____ Entradas fornecidas

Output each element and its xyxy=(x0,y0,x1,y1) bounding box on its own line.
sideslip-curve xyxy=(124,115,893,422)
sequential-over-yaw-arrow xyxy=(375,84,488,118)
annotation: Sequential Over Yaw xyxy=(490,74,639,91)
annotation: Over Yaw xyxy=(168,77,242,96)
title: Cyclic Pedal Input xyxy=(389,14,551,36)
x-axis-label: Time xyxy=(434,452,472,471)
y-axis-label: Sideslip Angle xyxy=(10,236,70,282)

________

* Tarefa proposta *
Converta as linhas das entradas acima em uma tabela Markdown com as colunas "Posição" e "Texto". Numere cada linha e deixe de fora as linhas em branco.

* Resposta abaixo *
| Posição | Texto |
|---|---|
| 1 | Output each element and its xyxy=(x0,y0,x1,y1) bounding box on its own line. |
| 2 | sideslip-curve xyxy=(124,115,893,422) |
| 3 | sequential-over-yaw-arrow xyxy=(375,84,488,118) |
| 4 | annotation: Sequential Over Yaw xyxy=(490,74,639,91) |
| 5 | annotation: Over Yaw xyxy=(168,77,242,96) |
| 6 | title: Cyclic Pedal Input xyxy=(389,14,551,36) |
| 7 | x-axis-label: Time xyxy=(434,452,472,471) |
| 8 | y-axis-label: Sideslip Angle xyxy=(10,236,70,282) |